= Work instructions =
Please gather every row that contains the string "reviewer" and copy each of those rows in full.

##### Available data

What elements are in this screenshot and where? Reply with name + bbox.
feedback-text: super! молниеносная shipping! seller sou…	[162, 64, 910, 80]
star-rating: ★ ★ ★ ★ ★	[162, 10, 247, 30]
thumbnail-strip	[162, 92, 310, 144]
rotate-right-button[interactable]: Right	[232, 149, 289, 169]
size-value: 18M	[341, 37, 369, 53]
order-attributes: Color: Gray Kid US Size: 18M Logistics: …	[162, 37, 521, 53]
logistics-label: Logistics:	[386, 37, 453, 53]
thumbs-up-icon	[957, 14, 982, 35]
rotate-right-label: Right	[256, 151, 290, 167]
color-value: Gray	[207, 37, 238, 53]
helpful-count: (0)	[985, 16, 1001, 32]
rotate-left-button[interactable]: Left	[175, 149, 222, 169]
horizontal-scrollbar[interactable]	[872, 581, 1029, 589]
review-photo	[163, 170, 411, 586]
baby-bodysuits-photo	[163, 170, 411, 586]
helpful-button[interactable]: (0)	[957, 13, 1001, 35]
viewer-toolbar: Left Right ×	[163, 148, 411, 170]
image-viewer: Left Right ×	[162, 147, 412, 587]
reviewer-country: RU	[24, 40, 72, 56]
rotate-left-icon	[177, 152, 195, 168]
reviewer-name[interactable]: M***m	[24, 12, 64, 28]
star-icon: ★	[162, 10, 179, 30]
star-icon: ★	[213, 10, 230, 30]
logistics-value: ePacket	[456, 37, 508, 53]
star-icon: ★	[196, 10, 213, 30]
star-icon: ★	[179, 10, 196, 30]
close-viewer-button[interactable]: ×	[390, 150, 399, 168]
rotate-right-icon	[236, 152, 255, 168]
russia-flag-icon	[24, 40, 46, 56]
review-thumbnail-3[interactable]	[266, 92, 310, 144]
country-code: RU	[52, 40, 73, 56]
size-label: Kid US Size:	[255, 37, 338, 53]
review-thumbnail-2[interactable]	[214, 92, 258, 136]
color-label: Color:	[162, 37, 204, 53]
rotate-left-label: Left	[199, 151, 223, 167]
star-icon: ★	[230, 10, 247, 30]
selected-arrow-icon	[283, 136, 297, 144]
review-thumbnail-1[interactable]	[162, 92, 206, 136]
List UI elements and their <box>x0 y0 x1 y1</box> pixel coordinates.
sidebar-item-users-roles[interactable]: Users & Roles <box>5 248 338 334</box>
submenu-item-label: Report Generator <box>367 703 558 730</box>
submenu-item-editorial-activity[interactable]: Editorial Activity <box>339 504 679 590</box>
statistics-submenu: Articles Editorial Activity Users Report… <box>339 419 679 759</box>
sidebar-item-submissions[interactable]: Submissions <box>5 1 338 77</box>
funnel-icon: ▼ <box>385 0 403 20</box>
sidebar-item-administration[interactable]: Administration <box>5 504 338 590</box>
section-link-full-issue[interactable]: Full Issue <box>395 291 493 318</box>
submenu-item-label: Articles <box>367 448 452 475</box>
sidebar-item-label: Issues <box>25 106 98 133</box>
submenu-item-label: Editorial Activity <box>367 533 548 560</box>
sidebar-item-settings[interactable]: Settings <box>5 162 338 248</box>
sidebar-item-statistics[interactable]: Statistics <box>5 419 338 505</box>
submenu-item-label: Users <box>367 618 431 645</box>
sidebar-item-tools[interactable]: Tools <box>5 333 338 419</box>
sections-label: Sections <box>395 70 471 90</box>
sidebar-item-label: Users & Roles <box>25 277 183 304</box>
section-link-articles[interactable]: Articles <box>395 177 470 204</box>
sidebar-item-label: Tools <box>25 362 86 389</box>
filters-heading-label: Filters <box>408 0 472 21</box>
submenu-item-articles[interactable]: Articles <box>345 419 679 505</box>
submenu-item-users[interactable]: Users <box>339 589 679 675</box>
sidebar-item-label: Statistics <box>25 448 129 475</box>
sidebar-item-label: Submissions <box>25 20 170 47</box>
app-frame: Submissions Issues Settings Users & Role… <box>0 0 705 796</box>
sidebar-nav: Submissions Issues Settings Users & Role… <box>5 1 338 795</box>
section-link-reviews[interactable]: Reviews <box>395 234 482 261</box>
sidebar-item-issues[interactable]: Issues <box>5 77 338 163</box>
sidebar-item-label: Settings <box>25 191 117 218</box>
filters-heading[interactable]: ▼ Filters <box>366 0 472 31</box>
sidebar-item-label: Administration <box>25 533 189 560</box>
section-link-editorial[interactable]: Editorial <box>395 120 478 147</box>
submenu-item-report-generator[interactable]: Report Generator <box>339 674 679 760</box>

##########

= Answer in full =
reviewer-country: RU	[24, 40, 72, 56]
reviewer-name[interactable]: M***m	[24, 12, 64, 28]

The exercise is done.